TASK TO COMPLETE:
Scan the data for "ylabel" and copy the lines it appears in.

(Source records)
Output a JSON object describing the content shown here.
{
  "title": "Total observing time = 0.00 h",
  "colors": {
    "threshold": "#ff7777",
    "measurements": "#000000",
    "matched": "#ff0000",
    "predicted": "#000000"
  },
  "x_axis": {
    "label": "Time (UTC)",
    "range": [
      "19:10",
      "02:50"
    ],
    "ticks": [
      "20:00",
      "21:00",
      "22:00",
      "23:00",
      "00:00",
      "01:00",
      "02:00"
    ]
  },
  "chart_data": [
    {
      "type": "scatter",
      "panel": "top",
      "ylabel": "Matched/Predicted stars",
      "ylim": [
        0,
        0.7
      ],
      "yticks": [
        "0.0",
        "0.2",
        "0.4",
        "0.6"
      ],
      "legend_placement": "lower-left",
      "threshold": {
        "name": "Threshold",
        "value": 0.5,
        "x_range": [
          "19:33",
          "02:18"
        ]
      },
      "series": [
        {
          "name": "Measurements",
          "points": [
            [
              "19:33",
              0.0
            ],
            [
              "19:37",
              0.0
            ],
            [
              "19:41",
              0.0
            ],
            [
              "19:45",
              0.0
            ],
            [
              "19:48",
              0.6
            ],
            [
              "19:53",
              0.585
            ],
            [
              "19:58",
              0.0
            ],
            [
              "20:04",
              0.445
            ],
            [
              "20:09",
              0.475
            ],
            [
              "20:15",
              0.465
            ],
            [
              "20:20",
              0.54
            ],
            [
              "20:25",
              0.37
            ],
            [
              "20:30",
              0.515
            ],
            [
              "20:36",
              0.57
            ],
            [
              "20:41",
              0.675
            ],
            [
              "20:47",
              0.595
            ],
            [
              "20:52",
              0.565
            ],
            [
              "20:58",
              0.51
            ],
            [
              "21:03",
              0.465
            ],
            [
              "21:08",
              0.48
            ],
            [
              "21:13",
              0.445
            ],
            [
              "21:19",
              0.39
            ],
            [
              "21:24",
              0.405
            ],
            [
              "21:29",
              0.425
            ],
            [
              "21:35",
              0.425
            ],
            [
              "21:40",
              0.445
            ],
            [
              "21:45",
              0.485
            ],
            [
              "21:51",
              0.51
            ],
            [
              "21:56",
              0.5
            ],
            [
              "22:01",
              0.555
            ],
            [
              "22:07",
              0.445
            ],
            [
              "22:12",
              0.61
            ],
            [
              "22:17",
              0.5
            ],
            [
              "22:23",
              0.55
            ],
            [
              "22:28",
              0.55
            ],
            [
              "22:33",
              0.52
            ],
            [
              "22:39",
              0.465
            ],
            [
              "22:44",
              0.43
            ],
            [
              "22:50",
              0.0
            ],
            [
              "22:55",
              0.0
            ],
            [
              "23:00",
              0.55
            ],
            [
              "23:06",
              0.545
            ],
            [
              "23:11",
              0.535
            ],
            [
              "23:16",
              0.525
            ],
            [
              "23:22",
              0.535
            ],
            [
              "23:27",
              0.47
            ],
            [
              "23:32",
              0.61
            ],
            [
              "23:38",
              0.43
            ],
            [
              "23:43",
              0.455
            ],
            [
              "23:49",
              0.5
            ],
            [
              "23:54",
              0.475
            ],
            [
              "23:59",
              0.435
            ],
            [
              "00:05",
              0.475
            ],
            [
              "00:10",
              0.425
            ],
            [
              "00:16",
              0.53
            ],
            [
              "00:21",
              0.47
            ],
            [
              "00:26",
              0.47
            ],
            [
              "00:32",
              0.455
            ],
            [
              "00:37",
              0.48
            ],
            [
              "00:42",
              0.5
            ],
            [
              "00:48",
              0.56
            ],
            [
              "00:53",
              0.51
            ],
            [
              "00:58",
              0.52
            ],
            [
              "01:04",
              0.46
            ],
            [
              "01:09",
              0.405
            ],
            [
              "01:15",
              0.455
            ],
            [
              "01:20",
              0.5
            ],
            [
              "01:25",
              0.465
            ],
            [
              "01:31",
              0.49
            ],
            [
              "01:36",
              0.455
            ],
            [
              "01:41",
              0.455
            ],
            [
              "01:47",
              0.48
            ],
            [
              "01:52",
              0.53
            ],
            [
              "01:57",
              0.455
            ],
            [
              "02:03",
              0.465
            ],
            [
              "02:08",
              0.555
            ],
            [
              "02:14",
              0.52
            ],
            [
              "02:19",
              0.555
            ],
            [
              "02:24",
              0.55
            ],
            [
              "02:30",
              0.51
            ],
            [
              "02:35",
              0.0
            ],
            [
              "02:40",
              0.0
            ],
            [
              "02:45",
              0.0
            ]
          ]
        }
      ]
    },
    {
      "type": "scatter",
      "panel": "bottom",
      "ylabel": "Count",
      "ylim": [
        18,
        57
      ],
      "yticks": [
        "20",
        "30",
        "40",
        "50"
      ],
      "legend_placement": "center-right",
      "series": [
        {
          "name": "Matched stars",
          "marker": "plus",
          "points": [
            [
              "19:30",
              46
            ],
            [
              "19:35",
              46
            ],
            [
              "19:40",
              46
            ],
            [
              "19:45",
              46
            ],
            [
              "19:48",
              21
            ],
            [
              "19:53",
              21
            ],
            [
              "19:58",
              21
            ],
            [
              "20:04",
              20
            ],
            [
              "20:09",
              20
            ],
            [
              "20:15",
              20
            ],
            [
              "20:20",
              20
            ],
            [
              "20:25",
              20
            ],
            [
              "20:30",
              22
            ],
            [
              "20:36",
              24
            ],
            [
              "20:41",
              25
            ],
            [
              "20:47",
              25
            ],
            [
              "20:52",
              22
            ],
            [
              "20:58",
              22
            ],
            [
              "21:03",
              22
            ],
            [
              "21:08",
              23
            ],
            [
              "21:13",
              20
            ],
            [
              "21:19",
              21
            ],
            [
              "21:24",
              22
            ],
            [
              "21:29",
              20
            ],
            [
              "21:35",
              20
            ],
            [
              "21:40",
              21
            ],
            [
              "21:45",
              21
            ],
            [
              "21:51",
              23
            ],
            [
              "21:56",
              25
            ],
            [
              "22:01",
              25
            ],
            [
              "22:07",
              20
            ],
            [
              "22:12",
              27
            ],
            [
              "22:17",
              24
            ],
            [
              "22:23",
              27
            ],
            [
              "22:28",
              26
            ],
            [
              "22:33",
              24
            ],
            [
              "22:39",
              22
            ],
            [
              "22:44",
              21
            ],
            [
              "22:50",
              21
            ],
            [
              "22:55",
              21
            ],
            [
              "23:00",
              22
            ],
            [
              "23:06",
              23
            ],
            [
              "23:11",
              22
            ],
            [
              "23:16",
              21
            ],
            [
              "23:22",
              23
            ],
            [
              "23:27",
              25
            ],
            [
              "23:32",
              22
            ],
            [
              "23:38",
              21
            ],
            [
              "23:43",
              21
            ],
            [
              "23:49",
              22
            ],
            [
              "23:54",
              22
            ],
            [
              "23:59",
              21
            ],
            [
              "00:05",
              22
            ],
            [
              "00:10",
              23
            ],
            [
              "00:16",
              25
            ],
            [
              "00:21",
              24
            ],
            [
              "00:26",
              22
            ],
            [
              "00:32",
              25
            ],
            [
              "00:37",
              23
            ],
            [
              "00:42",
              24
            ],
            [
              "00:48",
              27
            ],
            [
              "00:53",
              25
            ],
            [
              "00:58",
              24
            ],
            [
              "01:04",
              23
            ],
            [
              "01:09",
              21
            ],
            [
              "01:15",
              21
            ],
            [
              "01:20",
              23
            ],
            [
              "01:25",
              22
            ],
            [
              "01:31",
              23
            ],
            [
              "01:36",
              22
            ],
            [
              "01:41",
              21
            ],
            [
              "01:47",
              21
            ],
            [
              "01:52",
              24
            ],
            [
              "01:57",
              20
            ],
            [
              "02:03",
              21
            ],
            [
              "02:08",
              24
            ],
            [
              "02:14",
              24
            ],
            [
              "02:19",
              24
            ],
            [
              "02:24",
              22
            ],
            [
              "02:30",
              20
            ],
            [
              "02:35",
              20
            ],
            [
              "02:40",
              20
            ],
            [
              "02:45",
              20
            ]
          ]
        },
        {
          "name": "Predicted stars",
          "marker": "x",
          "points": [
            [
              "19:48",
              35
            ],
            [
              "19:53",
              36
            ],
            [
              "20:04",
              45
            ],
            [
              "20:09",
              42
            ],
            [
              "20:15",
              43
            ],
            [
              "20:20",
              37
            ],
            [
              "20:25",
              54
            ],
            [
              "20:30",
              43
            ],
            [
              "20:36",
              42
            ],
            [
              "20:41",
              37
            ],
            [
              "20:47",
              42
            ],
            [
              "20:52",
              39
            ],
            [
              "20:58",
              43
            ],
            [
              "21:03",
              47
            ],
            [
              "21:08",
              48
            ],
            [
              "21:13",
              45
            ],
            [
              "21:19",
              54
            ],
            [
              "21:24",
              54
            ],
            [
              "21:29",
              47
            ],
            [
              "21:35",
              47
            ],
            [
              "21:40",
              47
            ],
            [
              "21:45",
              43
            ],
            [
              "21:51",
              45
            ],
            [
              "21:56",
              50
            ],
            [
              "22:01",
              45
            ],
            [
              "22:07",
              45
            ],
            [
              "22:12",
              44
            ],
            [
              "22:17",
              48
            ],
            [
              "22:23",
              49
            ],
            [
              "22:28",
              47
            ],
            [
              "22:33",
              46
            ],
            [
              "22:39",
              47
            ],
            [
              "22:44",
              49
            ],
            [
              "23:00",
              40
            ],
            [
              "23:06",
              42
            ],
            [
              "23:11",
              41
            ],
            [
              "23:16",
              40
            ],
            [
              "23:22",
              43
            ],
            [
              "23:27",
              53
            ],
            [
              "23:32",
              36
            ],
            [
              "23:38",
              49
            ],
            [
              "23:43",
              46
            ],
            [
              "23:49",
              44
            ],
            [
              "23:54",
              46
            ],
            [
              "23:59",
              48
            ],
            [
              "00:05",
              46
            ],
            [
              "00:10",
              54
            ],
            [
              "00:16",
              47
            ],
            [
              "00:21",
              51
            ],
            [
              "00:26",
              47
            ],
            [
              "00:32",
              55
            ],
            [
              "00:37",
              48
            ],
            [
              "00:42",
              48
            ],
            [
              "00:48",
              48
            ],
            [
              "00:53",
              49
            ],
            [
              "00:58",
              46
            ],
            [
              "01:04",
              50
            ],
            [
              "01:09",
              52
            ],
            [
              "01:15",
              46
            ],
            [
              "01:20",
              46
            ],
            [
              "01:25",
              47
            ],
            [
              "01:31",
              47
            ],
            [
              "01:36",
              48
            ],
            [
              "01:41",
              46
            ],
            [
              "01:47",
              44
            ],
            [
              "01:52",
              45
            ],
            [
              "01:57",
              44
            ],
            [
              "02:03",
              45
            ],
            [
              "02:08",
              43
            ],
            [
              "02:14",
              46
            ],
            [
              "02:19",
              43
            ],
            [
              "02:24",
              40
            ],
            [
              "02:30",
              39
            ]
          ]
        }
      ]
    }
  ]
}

TASK ANSWER:
      "ylabel": "Matched/Predicted stars",
      "ylabel": "Count",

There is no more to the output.